--- BEGIN ---

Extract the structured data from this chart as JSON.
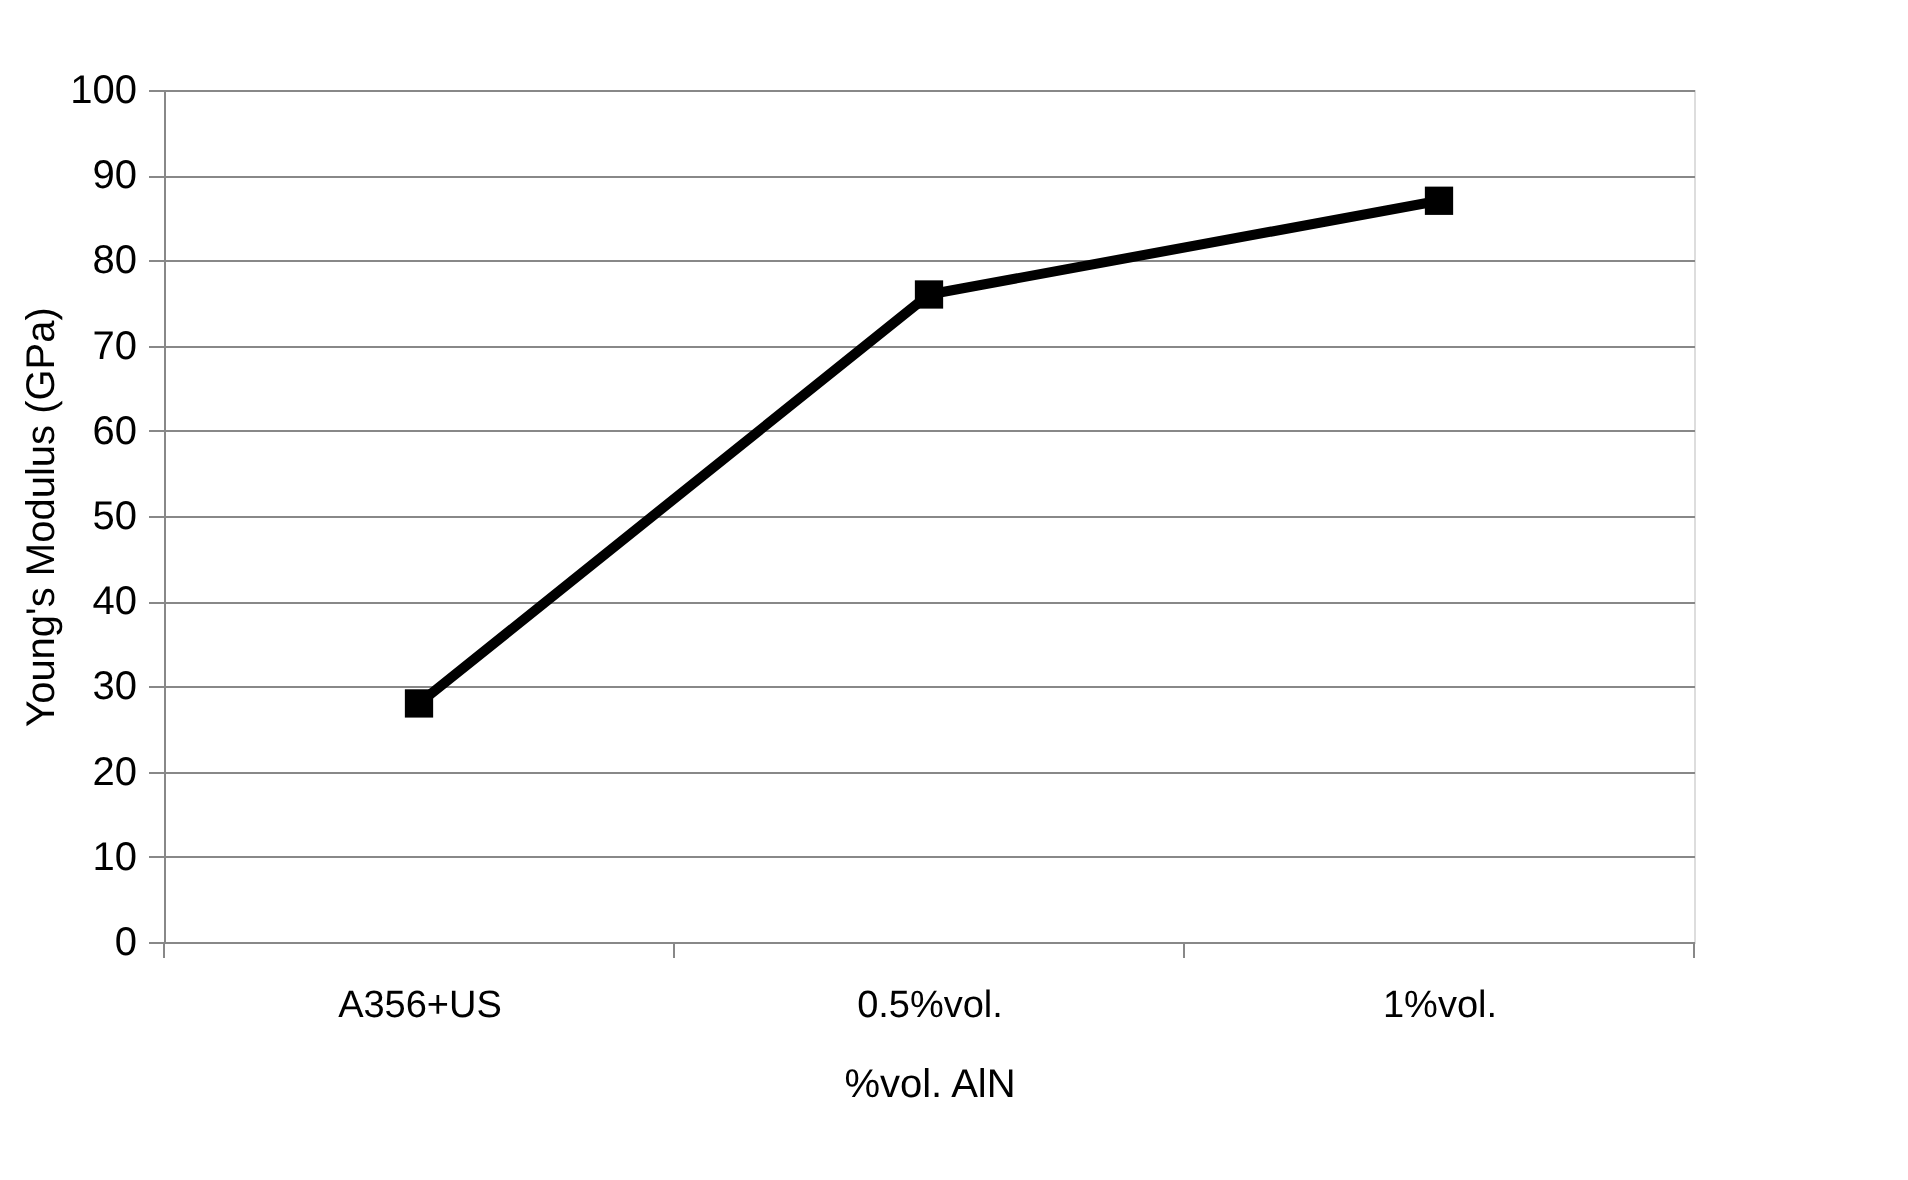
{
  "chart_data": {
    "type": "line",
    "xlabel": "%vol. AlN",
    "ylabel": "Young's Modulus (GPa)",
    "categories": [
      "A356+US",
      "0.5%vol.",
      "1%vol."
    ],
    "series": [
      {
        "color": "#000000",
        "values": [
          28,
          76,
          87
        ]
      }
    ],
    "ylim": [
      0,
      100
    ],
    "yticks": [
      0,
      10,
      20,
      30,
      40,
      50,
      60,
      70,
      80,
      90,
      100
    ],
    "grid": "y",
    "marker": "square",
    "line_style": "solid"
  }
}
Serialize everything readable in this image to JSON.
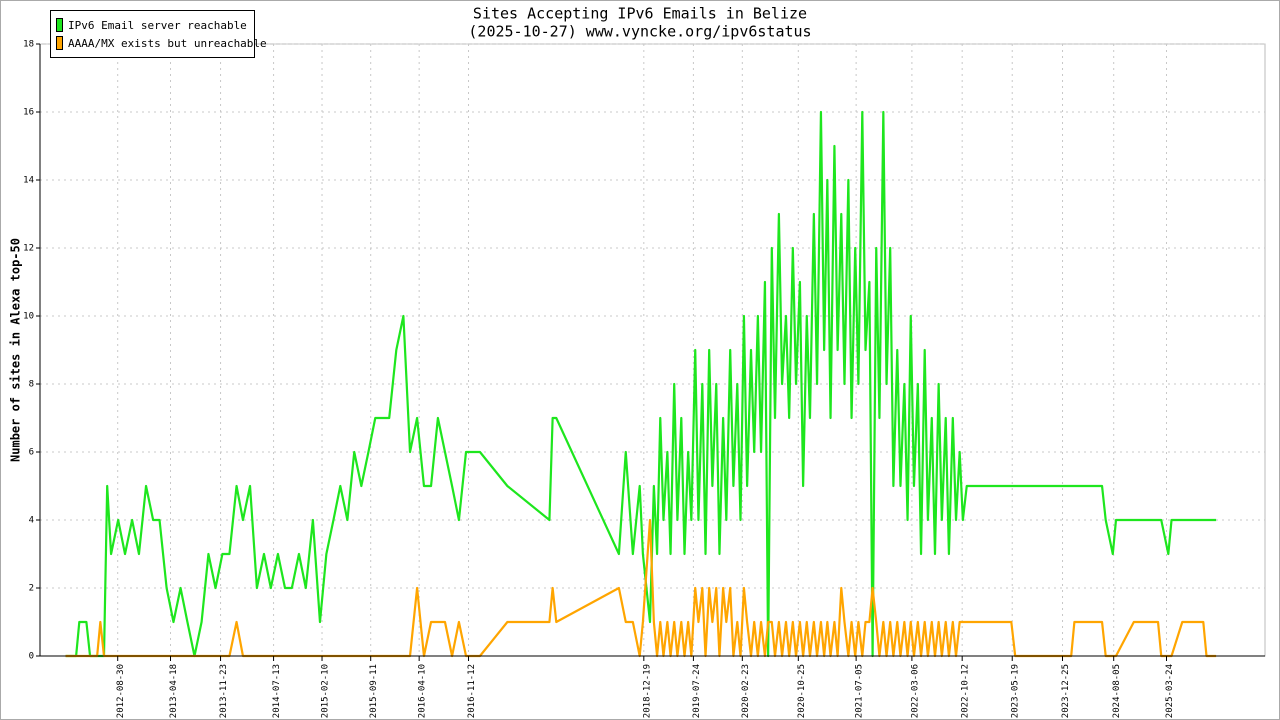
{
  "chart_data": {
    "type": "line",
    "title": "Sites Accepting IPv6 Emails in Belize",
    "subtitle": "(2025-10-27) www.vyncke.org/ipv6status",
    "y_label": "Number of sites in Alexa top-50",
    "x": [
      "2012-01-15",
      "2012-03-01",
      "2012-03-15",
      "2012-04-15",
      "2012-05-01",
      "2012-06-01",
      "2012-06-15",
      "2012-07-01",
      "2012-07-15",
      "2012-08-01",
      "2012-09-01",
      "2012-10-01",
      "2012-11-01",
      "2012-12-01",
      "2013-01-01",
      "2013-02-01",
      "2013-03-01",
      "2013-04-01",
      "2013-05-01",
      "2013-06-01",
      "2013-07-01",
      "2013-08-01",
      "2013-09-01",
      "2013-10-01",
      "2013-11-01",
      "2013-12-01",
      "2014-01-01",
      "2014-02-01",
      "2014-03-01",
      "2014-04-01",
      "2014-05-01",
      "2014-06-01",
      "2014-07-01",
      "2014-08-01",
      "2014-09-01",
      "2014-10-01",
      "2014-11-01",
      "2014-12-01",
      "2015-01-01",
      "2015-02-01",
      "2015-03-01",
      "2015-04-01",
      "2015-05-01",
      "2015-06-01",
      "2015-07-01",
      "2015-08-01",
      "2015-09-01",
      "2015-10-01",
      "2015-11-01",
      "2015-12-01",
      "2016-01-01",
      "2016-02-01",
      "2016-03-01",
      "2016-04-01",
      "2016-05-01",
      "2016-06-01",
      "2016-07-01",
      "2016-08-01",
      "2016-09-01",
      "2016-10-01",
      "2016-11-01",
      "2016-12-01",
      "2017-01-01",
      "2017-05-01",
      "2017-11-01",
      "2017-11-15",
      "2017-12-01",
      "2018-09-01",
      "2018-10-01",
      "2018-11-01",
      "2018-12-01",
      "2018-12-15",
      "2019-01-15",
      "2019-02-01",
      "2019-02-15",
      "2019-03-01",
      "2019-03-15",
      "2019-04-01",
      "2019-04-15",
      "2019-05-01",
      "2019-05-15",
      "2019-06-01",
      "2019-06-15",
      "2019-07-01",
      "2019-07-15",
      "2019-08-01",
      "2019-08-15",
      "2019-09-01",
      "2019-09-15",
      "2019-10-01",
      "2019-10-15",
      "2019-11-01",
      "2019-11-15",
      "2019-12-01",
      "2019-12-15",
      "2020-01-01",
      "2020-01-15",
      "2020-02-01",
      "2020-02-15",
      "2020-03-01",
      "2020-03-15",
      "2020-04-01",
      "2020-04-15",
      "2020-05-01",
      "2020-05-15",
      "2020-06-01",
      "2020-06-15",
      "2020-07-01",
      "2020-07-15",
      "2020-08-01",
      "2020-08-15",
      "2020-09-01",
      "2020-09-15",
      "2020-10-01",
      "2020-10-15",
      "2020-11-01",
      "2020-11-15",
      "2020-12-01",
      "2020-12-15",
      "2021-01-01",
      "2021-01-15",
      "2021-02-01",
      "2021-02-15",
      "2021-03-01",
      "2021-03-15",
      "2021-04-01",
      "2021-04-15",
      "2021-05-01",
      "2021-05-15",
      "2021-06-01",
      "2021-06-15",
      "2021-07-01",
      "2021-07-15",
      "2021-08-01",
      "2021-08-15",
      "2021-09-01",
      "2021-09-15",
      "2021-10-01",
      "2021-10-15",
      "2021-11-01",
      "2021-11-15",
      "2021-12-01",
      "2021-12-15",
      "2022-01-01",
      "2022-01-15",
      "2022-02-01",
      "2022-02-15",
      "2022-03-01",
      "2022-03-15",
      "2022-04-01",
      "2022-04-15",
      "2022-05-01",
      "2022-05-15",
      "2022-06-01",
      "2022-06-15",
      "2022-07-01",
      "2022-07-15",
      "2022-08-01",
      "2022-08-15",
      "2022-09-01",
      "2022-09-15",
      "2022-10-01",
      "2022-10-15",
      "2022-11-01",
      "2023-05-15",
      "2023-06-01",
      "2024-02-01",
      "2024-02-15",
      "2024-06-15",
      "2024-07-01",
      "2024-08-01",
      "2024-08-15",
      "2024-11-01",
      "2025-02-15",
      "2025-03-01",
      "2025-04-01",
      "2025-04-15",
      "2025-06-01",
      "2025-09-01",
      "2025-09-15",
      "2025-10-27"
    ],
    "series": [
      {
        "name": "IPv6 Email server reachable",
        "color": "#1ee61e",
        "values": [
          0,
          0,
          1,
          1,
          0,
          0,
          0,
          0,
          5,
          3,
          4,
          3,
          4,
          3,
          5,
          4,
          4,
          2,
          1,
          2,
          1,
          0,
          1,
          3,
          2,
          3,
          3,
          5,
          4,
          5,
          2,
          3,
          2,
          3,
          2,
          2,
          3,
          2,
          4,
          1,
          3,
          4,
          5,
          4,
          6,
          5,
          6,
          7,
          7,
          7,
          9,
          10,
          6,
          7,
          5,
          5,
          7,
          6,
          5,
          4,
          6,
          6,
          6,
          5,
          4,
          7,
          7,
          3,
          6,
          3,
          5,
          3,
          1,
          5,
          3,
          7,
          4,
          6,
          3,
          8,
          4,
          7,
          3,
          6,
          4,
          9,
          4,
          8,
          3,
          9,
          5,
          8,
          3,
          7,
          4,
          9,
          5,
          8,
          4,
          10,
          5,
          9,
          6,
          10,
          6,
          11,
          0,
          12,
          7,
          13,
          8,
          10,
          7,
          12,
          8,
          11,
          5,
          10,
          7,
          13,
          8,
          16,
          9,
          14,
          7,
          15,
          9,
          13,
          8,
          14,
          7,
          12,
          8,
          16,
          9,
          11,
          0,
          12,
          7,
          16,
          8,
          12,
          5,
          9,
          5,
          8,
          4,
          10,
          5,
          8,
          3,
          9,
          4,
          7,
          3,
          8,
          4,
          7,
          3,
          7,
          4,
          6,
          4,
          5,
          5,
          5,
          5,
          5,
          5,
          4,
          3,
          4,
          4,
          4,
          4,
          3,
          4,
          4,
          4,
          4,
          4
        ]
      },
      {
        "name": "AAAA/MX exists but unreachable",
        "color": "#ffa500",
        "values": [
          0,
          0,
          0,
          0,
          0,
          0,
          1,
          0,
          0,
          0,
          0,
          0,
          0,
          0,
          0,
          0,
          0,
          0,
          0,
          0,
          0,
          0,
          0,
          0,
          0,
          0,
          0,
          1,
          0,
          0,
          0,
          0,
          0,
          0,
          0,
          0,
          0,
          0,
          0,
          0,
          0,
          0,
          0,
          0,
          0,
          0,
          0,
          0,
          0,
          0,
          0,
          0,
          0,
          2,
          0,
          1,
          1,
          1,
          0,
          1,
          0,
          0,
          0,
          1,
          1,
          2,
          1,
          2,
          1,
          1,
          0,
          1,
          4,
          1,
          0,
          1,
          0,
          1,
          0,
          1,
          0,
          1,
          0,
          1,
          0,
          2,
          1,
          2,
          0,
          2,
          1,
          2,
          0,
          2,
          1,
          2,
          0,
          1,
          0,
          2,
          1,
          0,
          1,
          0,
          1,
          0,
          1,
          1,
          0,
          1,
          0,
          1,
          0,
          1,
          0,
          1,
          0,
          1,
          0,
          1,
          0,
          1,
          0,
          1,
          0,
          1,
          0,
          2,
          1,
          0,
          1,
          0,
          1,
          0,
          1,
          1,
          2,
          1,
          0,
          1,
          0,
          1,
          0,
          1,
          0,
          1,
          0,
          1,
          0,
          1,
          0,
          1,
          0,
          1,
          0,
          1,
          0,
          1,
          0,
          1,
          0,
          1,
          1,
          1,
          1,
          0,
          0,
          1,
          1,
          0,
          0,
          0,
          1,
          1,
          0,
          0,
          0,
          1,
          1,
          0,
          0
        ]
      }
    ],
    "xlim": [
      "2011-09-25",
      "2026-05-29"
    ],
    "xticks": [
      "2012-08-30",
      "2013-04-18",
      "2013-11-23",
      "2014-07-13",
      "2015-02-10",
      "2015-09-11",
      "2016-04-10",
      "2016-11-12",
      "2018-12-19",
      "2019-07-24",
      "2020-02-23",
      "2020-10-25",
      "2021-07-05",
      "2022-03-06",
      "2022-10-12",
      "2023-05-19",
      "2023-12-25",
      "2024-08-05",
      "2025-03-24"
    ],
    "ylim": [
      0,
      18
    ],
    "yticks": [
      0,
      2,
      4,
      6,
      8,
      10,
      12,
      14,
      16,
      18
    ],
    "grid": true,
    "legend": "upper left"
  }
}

--- END ---

Written exercise – Extract each line from the entries above that contains the string "color".

Exercise answer –
        "color": "#000000",
        "color": "#1ee61e",
        "color": "#ffa500",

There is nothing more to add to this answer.